--- start Rows ---

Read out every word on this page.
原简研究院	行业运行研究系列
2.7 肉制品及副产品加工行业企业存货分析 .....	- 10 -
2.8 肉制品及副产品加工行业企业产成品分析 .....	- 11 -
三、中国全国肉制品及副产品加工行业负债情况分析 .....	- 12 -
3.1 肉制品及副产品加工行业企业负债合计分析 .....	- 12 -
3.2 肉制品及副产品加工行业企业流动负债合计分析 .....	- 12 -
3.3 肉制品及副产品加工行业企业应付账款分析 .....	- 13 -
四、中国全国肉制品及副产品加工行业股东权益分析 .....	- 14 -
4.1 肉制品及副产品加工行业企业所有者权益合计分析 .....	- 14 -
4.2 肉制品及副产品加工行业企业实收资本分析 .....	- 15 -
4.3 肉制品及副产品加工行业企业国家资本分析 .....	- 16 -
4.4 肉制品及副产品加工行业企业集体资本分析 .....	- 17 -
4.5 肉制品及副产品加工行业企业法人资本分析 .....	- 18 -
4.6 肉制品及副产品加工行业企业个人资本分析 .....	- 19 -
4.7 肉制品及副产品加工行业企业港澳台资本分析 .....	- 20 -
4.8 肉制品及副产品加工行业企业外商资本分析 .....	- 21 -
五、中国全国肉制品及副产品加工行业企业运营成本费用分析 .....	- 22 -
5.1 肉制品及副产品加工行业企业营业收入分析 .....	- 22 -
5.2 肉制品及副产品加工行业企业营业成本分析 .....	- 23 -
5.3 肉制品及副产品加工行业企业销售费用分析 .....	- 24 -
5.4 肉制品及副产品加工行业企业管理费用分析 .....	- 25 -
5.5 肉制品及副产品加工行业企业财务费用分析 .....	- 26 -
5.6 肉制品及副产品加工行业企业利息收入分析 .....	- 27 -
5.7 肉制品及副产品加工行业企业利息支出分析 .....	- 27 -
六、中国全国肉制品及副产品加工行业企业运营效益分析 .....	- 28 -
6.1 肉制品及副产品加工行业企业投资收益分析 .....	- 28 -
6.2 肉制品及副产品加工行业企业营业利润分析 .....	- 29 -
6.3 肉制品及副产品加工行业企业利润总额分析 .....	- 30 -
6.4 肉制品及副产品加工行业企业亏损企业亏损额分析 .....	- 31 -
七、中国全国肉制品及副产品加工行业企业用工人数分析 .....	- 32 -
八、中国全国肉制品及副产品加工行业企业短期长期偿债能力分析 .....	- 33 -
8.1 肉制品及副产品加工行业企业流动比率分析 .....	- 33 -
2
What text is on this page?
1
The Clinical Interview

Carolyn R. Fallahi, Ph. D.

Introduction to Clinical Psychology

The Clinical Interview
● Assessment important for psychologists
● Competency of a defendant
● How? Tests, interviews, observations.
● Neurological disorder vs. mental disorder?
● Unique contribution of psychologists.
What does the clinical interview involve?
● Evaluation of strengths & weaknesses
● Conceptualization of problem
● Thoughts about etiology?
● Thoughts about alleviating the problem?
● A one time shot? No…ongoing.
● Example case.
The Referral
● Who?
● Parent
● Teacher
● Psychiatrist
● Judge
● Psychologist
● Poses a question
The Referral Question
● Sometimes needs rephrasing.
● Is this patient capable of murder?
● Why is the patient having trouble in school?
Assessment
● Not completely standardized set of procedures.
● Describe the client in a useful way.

--- end Rows ---

Do this.
Set all of the entries down again, exactly as they were given.

Reply to the task.
Read out every word on this page.
原简研究院	行业运行研究系列
2.7 肉制品及副产品加工行业企业存货分析 .....	- 10 -
2.8 肉制品及副产品加工行业企业产成品分析 .....	- 11 -
三、中国全国肉制品及副产品加工行业负债情况分析 .....	- 12 -
3.1 肉制品及副产品加工行业企业负债合计分析 .....	- 12 -
3.2 肉制品及副产品加工行业企业流动负债合计分析 .....	- 12 -
3.3 肉制品及副产品加工行业企业应付账款分析 .....	- 13 -
四、中国全国肉制品及副产品加工行业股东权益分析 .....	- 14 -
4.1 肉制品及副产品加工行业企业所有者权益合计分析 .....	- 14 -
4.2 肉制品及副产品加工行业企业实收资本分析 .....	- 15 -
4.3 肉制品及副产品加工行业企业国家资本分析 .....	- 16 -
4.4 肉制品及副产品加工行业企业集体资本分析 .....	- 17 -
4.5 肉制品及副产品加工行业企业法人资本分析 .....	- 18 -
4.6 肉制品及副产品加工行业企业个人资本分析 .....	- 19 -
4.7 肉制品及副产品加工行业企业港澳台资本分析 .....	- 20 -
4.8 肉制品及副产品加工行业企业外商资本分析 .....	- 21 -
五、中国全国肉制品及副产品加工行业企业运营成本费用分析 .....	- 22 -
5.1 肉制品及副产品加工行业企业营业收入分析 .....	- 22 -
5.2 肉制品及副产品加工行业企业营业成本分析 .....	- 23 -
5.3 肉制品及副产品加工行业企业销售费用分析 .....	- 24 -
5.4 肉制品及副产品加工行业企业管理费用分析 .....	- 25 -
5.5 肉制品及副产品加工行业企业财务费用分析 .....	- 26 -
5.6 肉制品及副产品加工行业企业利息收入分析 .....	- 27 -
5.7 肉制品及副产品加工行业企业利息支出分析 .....	- 27 -
六、中国全国肉制品及副产品加工行业企业运营效益分析 .....	- 28 -
6.1 肉制品及副产品加工行业企业投资收益分析 .....	- 28 -
6.2 肉制品及副产品加工行业企业营业利润分析 .....	- 29 -
6.3 肉制品及副产品加工行业企业利润总额分析 .....	- 30 -
6.4 肉制品及副产品加工行业企业亏损企业亏损额分析 .....	- 31 -
七、中国全国肉制品及副产品加工行业企业用工人数分析 .....	- 32 -
八、中国全国肉制品及副产品加工行业企业短期长期偿债能力分析 .....	- 33 -
8.1 肉制品及副产品加工行业企业流动比率分析 .....	- 33 -
2
What text is on this page?
1
The Clinical Interview

Carolyn R. Fallahi, Ph. D.

Introduction to Clinical Psychology

The Clinical Interview
● Assessment important for psychologists
● Competency of a defendant
● How? Tests, interviews, observations.
● Neurological disorder vs. mental disorder?
● Unique contribution of psychologists.
What does the clinical interview involve?
● Evaluation of strengths & weaknesses
● Conceptualization of problem
● Thoughts about etiology?
● Thoughts about alleviating the problem?
● A one time shot? No…ongoing.
● Example case.
The Referral
● Who?
● Parent
● Teacher
● Psychiatrist
● Judge
● Psychologist
● Poses a question
The Referral Question
● Sometimes needs rephrasing.
● Is this patient capable of murder?
● Why is the patient having trouble in school?
Assessment
● Not completely standardized set of procedures.
● Describe the client in a useful way.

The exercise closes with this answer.